* [Stated goal] Every line of the records below should be restated exactly.

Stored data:
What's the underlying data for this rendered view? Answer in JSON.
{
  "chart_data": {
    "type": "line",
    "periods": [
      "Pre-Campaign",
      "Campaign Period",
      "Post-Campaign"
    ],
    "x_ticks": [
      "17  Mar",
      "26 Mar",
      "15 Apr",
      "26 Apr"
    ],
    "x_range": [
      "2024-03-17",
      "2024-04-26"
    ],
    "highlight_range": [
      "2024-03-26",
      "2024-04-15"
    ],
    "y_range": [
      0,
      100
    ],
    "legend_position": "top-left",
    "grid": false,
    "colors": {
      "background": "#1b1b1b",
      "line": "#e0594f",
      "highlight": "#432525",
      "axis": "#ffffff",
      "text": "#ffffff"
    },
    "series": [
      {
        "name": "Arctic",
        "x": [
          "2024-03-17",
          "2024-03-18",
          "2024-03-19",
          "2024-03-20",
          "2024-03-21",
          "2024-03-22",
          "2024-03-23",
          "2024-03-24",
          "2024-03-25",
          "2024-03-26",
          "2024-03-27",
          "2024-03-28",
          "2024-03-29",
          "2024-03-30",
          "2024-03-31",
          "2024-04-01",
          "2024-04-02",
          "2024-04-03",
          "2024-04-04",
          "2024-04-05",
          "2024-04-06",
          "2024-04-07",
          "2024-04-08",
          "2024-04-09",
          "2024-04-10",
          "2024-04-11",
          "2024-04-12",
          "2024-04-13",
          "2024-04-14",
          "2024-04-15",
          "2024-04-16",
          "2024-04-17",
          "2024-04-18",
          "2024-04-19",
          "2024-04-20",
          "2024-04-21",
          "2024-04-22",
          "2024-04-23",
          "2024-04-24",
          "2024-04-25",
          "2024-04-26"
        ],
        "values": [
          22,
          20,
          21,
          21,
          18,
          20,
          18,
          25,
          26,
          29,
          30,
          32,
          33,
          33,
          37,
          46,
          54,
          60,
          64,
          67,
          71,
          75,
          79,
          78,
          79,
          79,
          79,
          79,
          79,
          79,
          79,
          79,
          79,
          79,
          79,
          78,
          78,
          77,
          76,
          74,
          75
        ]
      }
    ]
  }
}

* [In response]
What's the underlying data for this rendered view? Answer in JSON.
{
  "chart_data": {
    "type": "line",
    "periods": [
      "Pre-Campaign",
      "Campaign Period",
      "Post-Campaign"
    ],
    "x_ticks": [
      "17  Mar",
      "26 Mar",
      "15 Apr",
      "26 Apr"
    ],
    "x_range": [
      "2024-03-17",
      "2024-04-26"
    ],
    "highlight_range": [
      "2024-03-26",
      "2024-04-15"
    ],
    "y_range": [
      0,
      100
    ],
    "legend_position": "top-left",
    "grid": false,
    "colors": {
      "background": "#1b1b1b",
      "line": "#e0594f",
      "highlight": "#432525",
      "axis": "#ffffff",
      "text": "#ffffff"
    },
    "series": [
      {
        "name": "Arctic",
        "x": [
          "2024-03-17",
          "2024-03-18",
          "2024-03-19",
          "2024-03-20",
          "2024-03-21",
          "2024-03-22",
          "2024-03-23",
          "2024-03-24",
          "2024-03-25",
          "2024-03-26",
          "2024-03-27",
          "2024-03-28",
          "2024-03-29",
          "2024-03-30",
          "2024-03-31",
          "2024-04-01",
          "2024-04-02",
          "2024-04-03",
          "2024-04-04",
          "2024-04-05",
          "2024-04-06",
          "2024-04-07",
          "2024-04-08",
          "2024-04-09",
          "2024-04-10",
          "2024-04-11",
          "2024-04-12",
          "2024-04-13",
          "2024-04-14",
          "2024-04-15",
          "2024-04-16",
          "2024-04-17",
          "2024-04-18",
          "2024-04-19",
          "2024-04-20",
          "2024-04-21",
          "2024-04-22",
          "2024-04-23",
          "2024-04-24",
          "2024-04-25",
          "2024-04-26"
        ],
        "values": [
          22,
          20,
          21,
          21,
          18,
          20,
          18,
          25,
          26,
          29,
          30,
          32,
          33,
          33,
          37,
          46,
          54,
          60,
          64,
          67,
          71,
          75,
          79,
          78,
          79,
          79,
          79,
          79,
          79,
          79,
          79,
          79,
          79,
          79,
          79,
          78,
          78,
          77,
          76,
          74,
          75
        ]
      }
    ]
  }
}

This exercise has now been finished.